===== Supplied material

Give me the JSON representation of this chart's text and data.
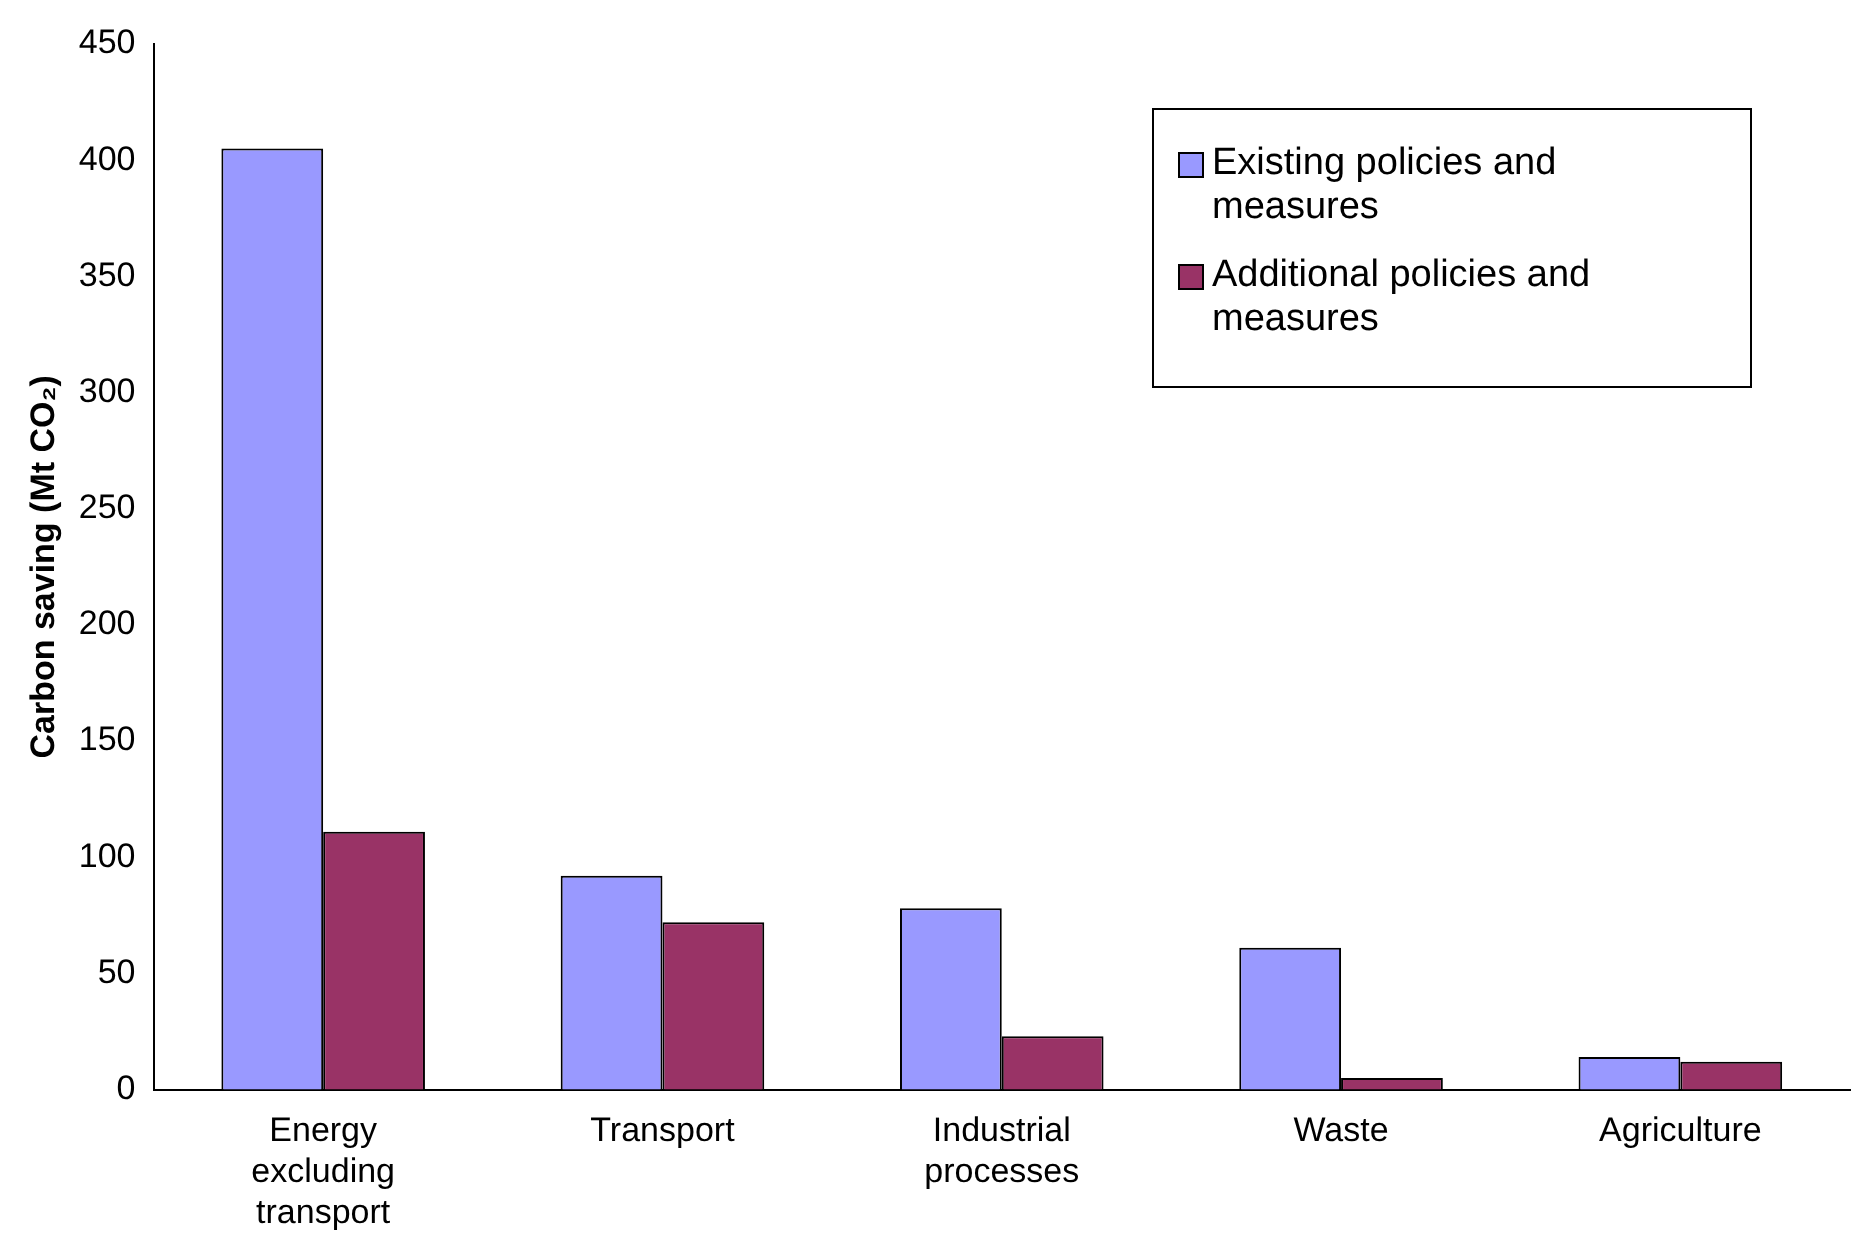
{
  "chart_data": {
    "type": "bar",
    "ylabel": "Carbon saving (Mt CO₂)",
    "categories": [
      "Energy excluding transport",
      "Transport",
      "Industrial processes",
      "Waste",
      "Agriculture"
    ],
    "series": [
      {
        "name": "Existing policies and measures",
        "color": "#9999ff",
        "values": [
          405,
          92,
          78,
          61,
          14
        ]
      },
      {
        "name": "Additional policies and measures",
        "color": "#993366",
        "values": [
          111,
          72,
          23,
          5,
          12
        ]
      }
    ],
    "ylim": [
      0,
      450
    ],
    "yticks": [
      0,
      50,
      100,
      150,
      200,
      250,
      300,
      350,
      400,
      450
    ],
    "grid": false,
    "legend": "top right"
  }
}
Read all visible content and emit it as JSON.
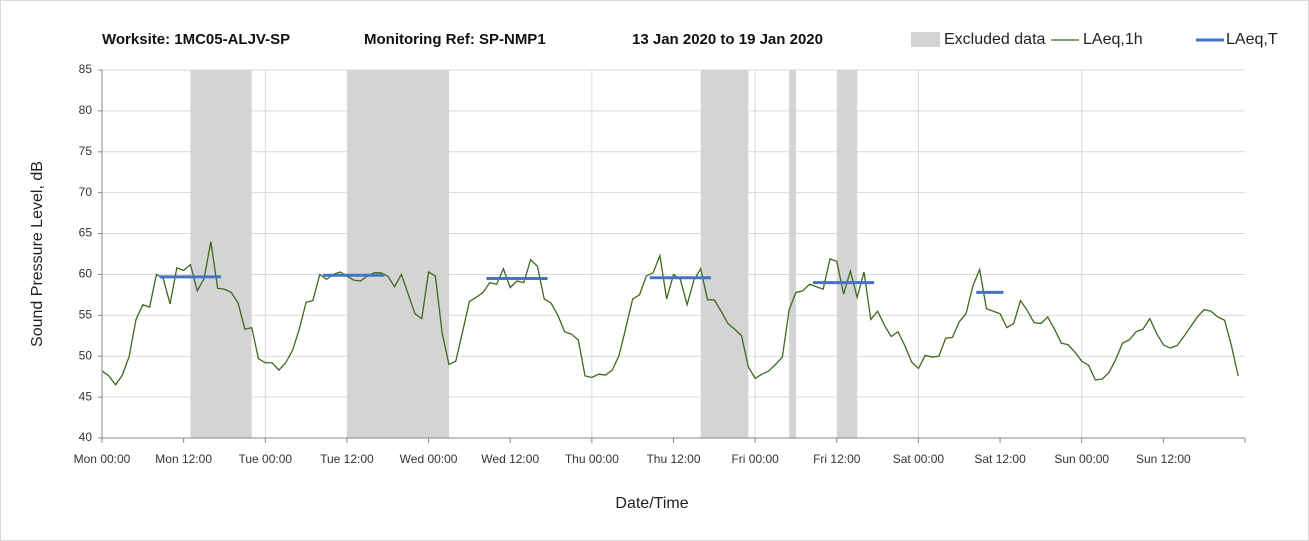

==========

## [What is needed]
What is the number of lines in the listing above that contain the string "name"? Give only the number.

## [Correct response]
2